RECORDS PROVIDED –
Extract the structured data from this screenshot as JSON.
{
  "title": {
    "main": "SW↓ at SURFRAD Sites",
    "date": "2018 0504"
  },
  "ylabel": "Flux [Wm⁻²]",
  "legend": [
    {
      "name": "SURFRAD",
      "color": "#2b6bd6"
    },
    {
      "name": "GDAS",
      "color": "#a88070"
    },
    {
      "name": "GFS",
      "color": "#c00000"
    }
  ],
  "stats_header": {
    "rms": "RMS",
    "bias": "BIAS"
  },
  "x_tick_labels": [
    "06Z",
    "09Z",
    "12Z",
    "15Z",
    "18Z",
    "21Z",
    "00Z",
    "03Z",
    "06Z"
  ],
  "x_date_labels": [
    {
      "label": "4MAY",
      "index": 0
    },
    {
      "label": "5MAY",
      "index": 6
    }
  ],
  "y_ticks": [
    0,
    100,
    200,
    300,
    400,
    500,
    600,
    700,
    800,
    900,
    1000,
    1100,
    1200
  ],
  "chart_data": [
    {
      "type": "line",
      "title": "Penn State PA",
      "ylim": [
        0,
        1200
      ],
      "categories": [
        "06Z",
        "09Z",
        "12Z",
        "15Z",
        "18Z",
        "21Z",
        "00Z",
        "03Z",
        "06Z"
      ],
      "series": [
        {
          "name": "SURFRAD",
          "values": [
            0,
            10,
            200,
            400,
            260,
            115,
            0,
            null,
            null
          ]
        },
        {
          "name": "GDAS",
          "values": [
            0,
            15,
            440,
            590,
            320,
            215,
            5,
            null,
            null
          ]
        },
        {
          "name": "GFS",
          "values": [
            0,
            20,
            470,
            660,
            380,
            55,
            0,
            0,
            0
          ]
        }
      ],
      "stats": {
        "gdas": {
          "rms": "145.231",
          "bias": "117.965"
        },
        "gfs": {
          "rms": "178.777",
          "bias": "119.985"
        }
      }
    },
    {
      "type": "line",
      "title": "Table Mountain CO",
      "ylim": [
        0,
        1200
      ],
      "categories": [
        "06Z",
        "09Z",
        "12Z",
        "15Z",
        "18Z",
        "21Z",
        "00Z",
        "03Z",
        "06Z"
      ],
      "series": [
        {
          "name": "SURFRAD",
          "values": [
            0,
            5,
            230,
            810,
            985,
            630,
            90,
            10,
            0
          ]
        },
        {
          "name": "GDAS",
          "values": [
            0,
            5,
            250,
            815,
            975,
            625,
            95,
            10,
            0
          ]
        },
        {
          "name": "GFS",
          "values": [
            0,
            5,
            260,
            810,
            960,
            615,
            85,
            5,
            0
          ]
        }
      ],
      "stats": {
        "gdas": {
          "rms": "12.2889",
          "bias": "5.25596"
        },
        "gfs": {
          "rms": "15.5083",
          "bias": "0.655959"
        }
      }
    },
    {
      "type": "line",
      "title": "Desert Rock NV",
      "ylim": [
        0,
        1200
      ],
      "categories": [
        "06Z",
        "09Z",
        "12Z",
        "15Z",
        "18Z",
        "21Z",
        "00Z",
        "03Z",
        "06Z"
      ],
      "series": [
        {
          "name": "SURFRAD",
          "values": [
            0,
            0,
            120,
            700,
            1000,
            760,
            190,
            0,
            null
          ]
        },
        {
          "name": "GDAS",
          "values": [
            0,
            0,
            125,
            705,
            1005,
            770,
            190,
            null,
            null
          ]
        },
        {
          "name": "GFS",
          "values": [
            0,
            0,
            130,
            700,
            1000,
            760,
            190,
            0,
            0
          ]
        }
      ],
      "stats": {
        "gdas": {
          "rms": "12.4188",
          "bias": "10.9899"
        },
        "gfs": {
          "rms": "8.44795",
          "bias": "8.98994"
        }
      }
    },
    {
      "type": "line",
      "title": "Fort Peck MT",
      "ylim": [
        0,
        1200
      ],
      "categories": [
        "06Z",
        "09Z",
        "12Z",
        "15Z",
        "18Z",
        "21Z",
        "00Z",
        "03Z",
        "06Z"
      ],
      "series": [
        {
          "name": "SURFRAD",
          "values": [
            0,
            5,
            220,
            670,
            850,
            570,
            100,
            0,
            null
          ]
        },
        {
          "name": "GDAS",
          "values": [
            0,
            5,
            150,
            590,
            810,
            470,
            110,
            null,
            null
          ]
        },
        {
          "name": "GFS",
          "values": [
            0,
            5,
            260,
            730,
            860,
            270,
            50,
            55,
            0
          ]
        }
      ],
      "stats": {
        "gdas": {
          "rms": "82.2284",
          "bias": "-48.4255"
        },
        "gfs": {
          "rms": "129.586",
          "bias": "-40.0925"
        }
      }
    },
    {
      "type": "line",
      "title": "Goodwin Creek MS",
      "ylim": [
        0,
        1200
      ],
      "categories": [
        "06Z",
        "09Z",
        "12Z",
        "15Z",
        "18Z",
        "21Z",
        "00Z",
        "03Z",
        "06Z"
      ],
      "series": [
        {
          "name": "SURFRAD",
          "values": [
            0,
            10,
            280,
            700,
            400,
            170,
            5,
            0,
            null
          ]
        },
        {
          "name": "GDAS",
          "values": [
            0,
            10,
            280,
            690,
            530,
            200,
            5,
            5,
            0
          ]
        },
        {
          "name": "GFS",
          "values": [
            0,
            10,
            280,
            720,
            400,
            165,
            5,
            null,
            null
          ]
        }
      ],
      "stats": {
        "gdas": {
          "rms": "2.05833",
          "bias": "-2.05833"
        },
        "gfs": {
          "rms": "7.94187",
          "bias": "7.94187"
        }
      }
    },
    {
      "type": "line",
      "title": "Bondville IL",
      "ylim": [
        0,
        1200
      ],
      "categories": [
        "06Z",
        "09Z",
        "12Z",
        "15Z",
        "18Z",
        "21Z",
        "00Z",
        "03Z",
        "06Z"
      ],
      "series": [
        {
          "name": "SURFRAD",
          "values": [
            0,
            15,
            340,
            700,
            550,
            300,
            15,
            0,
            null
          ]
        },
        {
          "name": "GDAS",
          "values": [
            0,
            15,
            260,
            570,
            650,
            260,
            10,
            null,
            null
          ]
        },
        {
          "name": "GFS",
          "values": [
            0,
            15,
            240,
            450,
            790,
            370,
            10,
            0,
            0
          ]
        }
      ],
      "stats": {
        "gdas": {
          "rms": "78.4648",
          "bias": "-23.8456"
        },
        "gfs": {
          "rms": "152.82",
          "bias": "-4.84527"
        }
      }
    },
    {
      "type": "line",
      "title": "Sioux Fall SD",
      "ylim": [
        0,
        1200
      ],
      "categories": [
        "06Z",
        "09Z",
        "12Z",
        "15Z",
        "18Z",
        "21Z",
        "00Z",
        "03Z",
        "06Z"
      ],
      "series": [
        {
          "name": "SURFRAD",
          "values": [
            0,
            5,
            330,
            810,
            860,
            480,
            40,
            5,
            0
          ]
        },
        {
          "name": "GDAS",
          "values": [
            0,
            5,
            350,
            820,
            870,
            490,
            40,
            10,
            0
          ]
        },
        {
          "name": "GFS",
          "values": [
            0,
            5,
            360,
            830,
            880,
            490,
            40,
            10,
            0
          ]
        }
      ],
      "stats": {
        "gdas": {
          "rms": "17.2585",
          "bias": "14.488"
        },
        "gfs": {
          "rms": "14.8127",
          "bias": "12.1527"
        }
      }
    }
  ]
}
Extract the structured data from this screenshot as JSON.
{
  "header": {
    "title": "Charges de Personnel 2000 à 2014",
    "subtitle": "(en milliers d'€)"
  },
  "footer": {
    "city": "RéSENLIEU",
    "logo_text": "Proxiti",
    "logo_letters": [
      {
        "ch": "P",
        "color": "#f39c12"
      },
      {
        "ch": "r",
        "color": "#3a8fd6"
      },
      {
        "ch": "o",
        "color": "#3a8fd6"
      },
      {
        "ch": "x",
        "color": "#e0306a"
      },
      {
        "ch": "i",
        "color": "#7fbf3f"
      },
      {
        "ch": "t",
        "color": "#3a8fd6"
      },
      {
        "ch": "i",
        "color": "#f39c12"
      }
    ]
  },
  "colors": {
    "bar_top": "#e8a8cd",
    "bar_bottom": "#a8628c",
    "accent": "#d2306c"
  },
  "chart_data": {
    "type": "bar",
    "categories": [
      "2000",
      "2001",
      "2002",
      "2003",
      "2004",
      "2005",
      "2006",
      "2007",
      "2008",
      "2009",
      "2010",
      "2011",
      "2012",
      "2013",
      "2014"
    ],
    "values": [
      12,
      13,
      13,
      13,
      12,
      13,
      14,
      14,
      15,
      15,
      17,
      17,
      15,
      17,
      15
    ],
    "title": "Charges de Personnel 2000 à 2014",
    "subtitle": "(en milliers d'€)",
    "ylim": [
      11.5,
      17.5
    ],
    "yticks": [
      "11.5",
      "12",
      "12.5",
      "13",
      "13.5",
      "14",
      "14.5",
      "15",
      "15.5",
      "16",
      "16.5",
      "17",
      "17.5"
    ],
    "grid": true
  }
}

GIVEN TASK –
Gather up the lines containing the word "subtitle" from these records and copy them.

SOLUTION TO THE EXERCISE –
    "subtitle": "(en milliers d'€)"
    "subtitle": "(en milliers d'€)",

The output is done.